» **Goal**
Collect every line that includes the string "JSON".

--- Start Extracted material ---

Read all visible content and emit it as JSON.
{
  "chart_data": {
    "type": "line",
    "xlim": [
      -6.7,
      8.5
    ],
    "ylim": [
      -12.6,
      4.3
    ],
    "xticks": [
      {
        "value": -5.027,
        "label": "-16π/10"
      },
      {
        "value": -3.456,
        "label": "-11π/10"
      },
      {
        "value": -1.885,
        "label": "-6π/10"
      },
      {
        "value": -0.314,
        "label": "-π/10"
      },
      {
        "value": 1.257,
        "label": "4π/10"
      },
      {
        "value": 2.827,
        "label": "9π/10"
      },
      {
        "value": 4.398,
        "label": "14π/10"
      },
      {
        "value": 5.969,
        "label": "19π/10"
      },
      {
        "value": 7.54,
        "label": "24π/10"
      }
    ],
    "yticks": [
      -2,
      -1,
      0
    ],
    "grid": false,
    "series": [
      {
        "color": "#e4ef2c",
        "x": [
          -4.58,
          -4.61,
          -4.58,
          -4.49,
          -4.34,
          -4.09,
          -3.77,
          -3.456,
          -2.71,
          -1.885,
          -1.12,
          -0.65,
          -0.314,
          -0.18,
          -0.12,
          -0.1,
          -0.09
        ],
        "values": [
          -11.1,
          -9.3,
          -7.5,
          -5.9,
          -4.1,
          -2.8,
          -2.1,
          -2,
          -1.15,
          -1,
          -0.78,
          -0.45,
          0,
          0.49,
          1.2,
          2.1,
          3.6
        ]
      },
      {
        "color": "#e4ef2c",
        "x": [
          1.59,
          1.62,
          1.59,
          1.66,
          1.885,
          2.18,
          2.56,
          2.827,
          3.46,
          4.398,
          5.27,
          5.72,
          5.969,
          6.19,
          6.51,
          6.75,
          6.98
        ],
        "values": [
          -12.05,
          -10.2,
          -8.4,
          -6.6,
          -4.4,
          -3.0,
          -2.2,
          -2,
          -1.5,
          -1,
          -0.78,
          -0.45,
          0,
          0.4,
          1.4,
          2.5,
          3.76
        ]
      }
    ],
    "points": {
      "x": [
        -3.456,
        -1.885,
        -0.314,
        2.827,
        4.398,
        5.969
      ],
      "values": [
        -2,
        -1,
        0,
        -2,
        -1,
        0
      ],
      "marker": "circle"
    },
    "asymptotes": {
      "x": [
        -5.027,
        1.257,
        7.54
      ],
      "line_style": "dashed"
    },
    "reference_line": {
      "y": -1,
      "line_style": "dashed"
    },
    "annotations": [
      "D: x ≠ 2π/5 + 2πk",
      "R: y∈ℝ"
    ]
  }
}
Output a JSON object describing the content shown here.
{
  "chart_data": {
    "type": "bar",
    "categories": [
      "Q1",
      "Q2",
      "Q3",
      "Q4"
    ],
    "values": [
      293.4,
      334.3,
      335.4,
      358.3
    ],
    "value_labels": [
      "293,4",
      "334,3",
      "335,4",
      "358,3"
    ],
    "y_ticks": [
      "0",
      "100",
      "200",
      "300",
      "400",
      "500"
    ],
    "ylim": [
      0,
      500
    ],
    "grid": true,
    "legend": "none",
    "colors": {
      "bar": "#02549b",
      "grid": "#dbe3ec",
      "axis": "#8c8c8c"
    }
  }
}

--- End Extracted material ---

» **Answer to the exercise**
Read all visible content and emit it as JSON.
Output a JSON object describing the content shown here.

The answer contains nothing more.